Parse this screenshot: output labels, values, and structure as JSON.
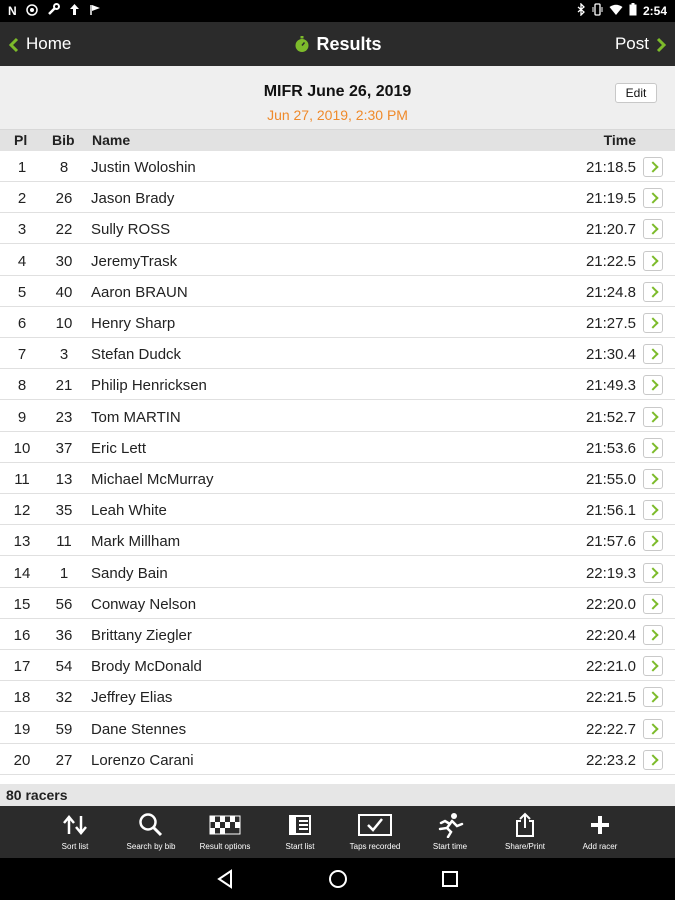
{
  "status_bar": {
    "left_icons": [
      "notification-n-icon",
      "nfc-icon",
      "wrench-icon",
      "upload-icon",
      "flag-icon"
    ],
    "right_icons": [
      "bluetooth-icon",
      "vibrate-icon",
      "wifi-icon",
      "battery-icon"
    ],
    "time": "2:54"
  },
  "navbar": {
    "back_label": "Home",
    "title": "Results",
    "post_label": "Post",
    "accent": "#7dbb2b"
  },
  "event": {
    "title": "MIFR June 26, 2019",
    "date": "Jun 27, 2019, 2:30 PM",
    "edit_label": "Edit",
    "date_color": "#ef8a2b"
  },
  "columns": {
    "pl": "Pl",
    "bib": "Bib",
    "name": "Name",
    "time": "Time"
  },
  "rows": [
    {
      "pl": "1",
      "bib": "8",
      "name": "Justin Woloshin",
      "time": "21:18.5"
    },
    {
      "pl": "2",
      "bib": "26",
      "name": "Jason Brady",
      "time": "21:19.5"
    },
    {
      "pl": "3",
      "bib": "22",
      "name": "Sully ROSS",
      "time": "21:20.7"
    },
    {
      "pl": "4",
      "bib": "30",
      "name": "JeremyTrask",
      "time": "21:22.5"
    },
    {
      "pl": "5",
      "bib": "40",
      "name": "Aaron BRAUN",
      "time": "21:24.8"
    },
    {
      "pl": "6",
      "bib": "10",
      "name": "Henry Sharp",
      "time": "21:27.5"
    },
    {
      "pl": "7",
      "bib": "3",
      "name": "Stefan Dudck",
      "time": "21:30.4"
    },
    {
      "pl": "8",
      "bib": "21",
      "name": "Philip Henricksen",
      "time": "21:49.3"
    },
    {
      "pl": "9",
      "bib": "23",
      "name": "Tom MARTIN",
      "time": "21:52.7"
    },
    {
      "pl": "10",
      "bib": "37",
      "name": "Eric Lett",
      "time": "21:53.6"
    },
    {
      "pl": "11",
      "bib": "13",
      "name": "Michael McMurray",
      "time": "21:55.0"
    },
    {
      "pl": "12",
      "bib": "35",
      "name": "Leah White",
      "time": "21:56.1"
    },
    {
      "pl": "13",
      "bib": "11",
      "name": "Mark Millham",
      "time": "21:57.6"
    },
    {
      "pl": "14",
      "bib": "1",
      "name": "Sandy Bain",
      "time": "22:19.3"
    },
    {
      "pl": "15",
      "bib": "56",
      "name": "Conway Nelson",
      "time": "22:20.0"
    },
    {
      "pl": "16",
      "bib": "36",
      "name": "Brittany Ziegler",
      "time": "22:20.4"
    },
    {
      "pl": "17",
      "bib": "54",
      "name": "Brody McDonald",
      "time": "22:21.0"
    },
    {
      "pl": "18",
      "bib": "32",
      "name": "Jeffrey Elias",
      "time": "22:21.5"
    },
    {
      "pl": "19",
      "bib": "59",
      "name": "Dane Stennes",
      "time": "22:22.7"
    },
    {
      "pl": "20",
      "bib": "27",
      "name": "Lorenzo Carani",
      "time": "22:23.2"
    }
  ],
  "footer": {
    "count": "80 racers"
  },
  "toolbar": {
    "sort": "Sort list",
    "search": "Search by bib",
    "result_options": "Result options",
    "start_list": "Start list",
    "taps_recorded": "Taps recorded",
    "start_time": "Start time",
    "share_print": "Share/Print",
    "add_racer": "Add racer"
  }
}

**WHAT YOU WILL DO:**
Quote the material exactly. Pictures stay out.

**EXPECTED ANSWER:**
Parse this screenshot: output labels, values, and structure as JSON.
{
  "status_bar": {
    "left_icons": [
      "notification-n-icon",
      "nfc-icon",
      "wrench-icon",
      "upload-icon",
      "flag-icon"
    ],
    "right_icons": [
      "bluetooth-icon",
      "vibrate-icon",
      "wifi-icon",
      "battery-icon"
    ],
    "time": "2:54"
  },
  "navbar": {
    "back_label": "Home",
    "title": "Results",
    "post_label": "Post",
    "accent": "#7dbb2b"
  },
  "event": {
    "title": "MIFR June 26, 2019",
    "date": "Jun 27, 2019, 2:30 PM",
    "edit_label": "Edit",
    "date_color": "#ef8a2b"
  },
  "columns": {
    "pl": "Pl",
    "bib": "Bib",
    "name": "Name",
    "time": "Time"
  },
  "rows": [
    {
      "pl": "1",
      "bib": "8",
      "name": "Justin Woloshin",
      "time": "21:18.5"
    },
    {
      "pl": "2",
      "bib": "26",
      "name": "Jason Brady",
      "time": "21:19.5"
    },
    {
      "pl": "3",
      "bib": "22",
      "name": "Sully ROSS",
      "time": "21:20.7"
    },
    {
      "pl": "4",
      "bib": "30",
      "name": "JeremyTrask",
      "time": "21:22.5"
    },
    {
      "pl": "5",
      "bib": "40",
      "name": "Aaron BRAUN",
      "time": "21:24.8"
    },
    {
      "pl": "6",
      "bib": "10",
      "name": "Henry Sharp",
      "time": "21:27.5"
    },
    {
      "pl": "7",
      "bib": "3",
      "name": "Stefan Dudck",
      "time": "21:30.4"
    },
    {
      "pl": "8",
      "bib": "21",
      "name": "Philip Henricksen",
      "time": "21:49.3"
    },
    {
      "pl": "9",
      "bib": "23",
      "name": "Tom MARTIN",
      "time": "21:52.7"
    },
    {
      "pl": "10",
      "bib": "37",
      "name": "Eric Lett",
      "time": "21:53.6"
    },
    {
      "pl": "11",
      "bib": "13",
      "name": "Michael McMurray",
      "time": "21:55.0"
    },
    {
      "pl": "12",
      "bib": "35",
      "name": "Leah White",
      "time": "21:56.1"
    },
    {
      "pl": "13",
      "bib": "11",
      "name": "Mark Millham",
      "time": "21:57.6"
    },
    {
      "pl": "14",
      "bib": "1",
      "name": "Sandy Bain",
      "time": "22:19.3"
    },
    {
      "pl": "15",
      "bib": "56",
      "name": "Conway Nelson",
      "time": "22:20.0"
    },
    {
      "pl": "16",
      "bib": "36",
      "name": "Brittany Ziegler",
      "time": "22:20.4"
    },
    {
      "pl": "17",
      "bib": "54",
      "name": "Brody McDonald",
      "time": "22:21.0"
    },
    {
      "pl": "18",
      "bib": "32",
      "name": "Jeffrey Elias",
      "time": "22:21.5"
    },
    {
      "pl": "19",
      "bib": "59",
      "name": "Dane Stennes",
      "time": "22:22.7"
    },
    {
      "pl": "20",
      "bib": "27",
      "name": "Lorenzo Carani",
      "time": "22:23.2"
    }
  ],
  "footer": {
    "count": "80 racers"
  },
  "toolbar": {
    "sort": "Sort list",
    "search": "Search by bib",
    "result_options": "Result options",
    "start_list": "Start list",
    "taps_recorded": "Taps recorded",
    "start_time": "Start time",
    "share_print": "Share/Print",
    "add_racer": "Add racer"
  }
}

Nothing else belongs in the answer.